Written task:
Scan the data below for the string "name". Show every line where it turns up.

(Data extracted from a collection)
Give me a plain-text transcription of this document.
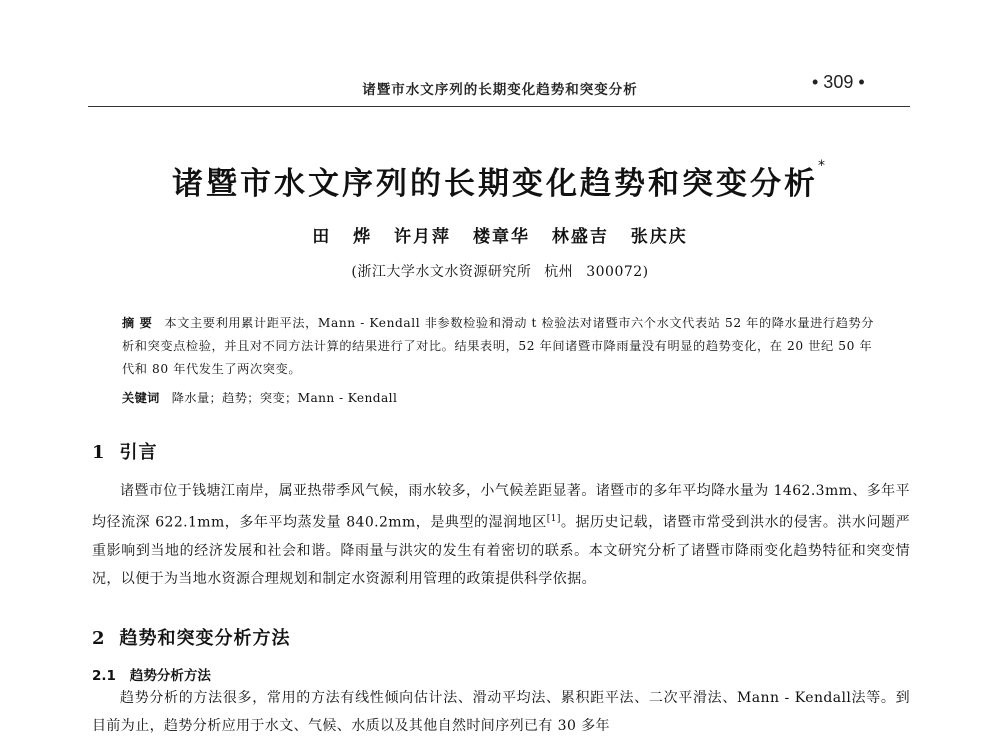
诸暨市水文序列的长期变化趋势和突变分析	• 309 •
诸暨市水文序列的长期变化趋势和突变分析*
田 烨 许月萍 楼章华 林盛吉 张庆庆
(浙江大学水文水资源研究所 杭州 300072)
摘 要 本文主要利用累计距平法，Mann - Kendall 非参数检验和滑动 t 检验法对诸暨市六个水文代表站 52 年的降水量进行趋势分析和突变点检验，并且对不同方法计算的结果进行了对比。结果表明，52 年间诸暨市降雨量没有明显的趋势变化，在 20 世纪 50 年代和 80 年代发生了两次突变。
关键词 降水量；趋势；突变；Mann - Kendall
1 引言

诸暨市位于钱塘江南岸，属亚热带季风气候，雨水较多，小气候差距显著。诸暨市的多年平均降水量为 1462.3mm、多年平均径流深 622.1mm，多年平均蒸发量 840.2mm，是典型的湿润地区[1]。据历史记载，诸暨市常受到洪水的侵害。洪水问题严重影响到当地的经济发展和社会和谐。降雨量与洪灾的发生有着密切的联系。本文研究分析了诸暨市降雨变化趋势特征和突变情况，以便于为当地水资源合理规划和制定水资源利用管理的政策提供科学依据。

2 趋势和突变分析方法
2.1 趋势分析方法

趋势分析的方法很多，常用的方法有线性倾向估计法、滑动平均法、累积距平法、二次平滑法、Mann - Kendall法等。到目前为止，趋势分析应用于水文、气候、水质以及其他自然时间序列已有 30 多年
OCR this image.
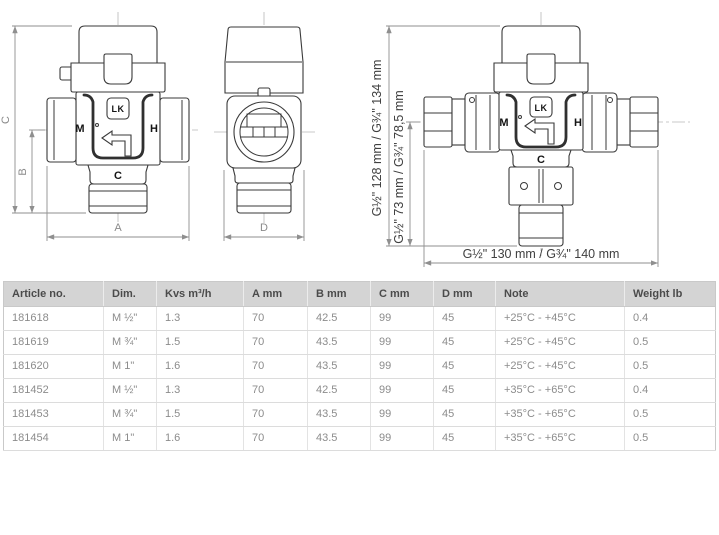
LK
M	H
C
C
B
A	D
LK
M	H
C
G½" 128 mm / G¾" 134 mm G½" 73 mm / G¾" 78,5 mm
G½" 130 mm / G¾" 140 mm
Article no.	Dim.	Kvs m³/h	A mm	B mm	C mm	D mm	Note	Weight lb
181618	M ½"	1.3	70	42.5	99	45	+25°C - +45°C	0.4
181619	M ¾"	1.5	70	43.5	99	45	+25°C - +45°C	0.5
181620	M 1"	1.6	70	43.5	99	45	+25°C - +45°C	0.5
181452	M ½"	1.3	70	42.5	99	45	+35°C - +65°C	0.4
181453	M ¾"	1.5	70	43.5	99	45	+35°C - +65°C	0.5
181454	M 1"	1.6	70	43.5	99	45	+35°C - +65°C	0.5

---

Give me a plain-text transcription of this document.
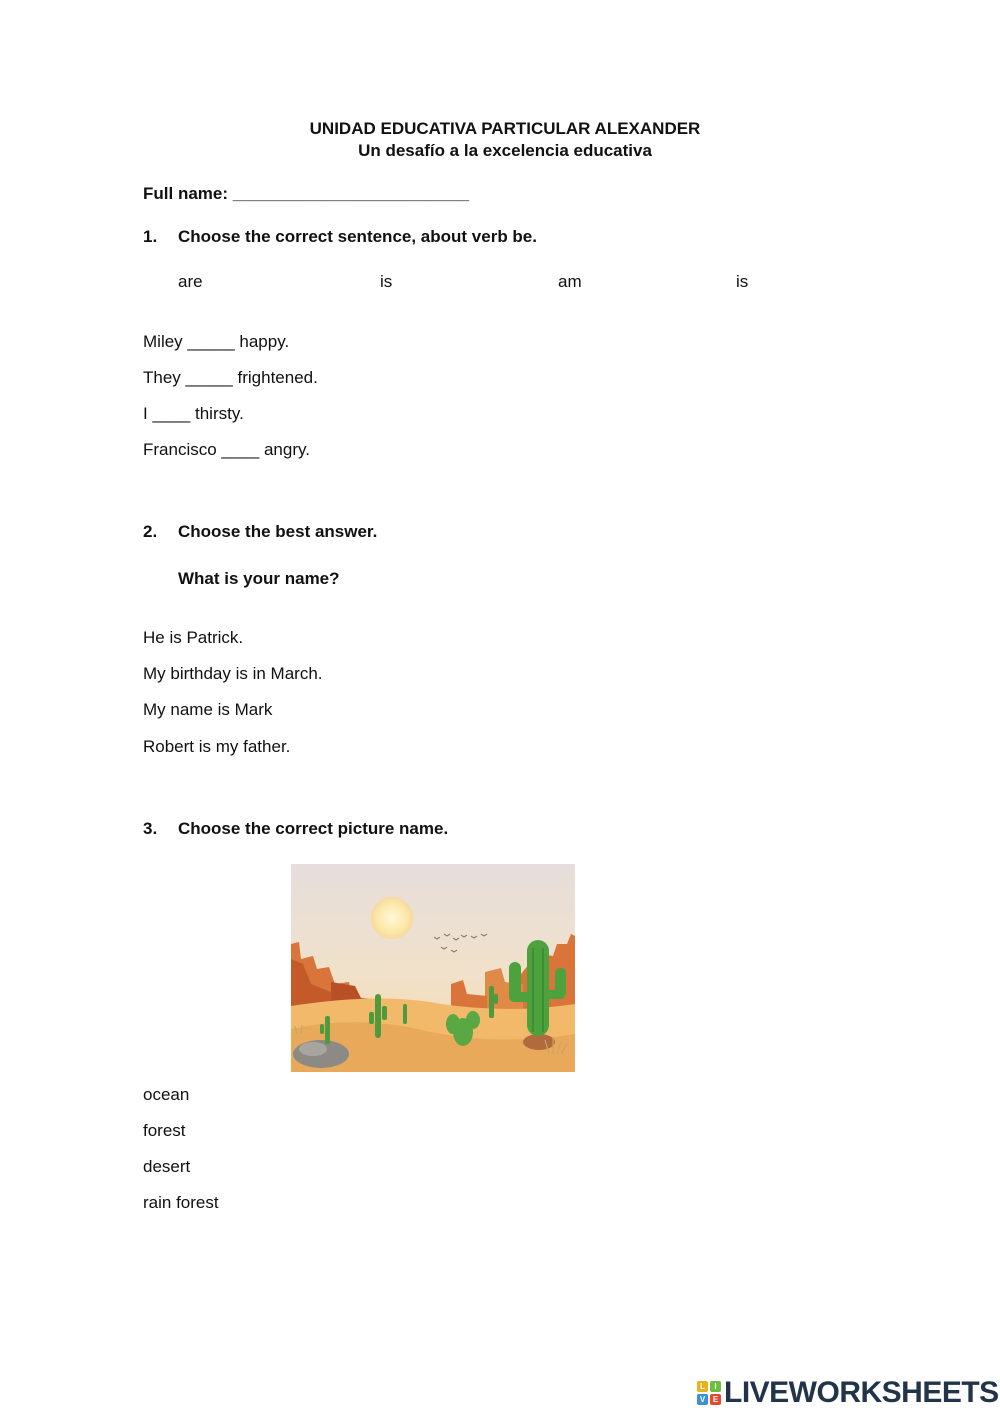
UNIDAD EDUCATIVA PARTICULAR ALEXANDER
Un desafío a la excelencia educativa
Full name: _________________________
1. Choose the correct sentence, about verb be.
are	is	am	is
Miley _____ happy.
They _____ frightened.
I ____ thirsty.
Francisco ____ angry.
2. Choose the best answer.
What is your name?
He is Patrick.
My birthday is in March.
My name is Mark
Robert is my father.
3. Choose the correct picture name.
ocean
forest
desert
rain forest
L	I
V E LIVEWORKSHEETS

Reply to the exercise:
Full name: _________________________
What is your name?
My name is Mark
3. Choose the correct picture name.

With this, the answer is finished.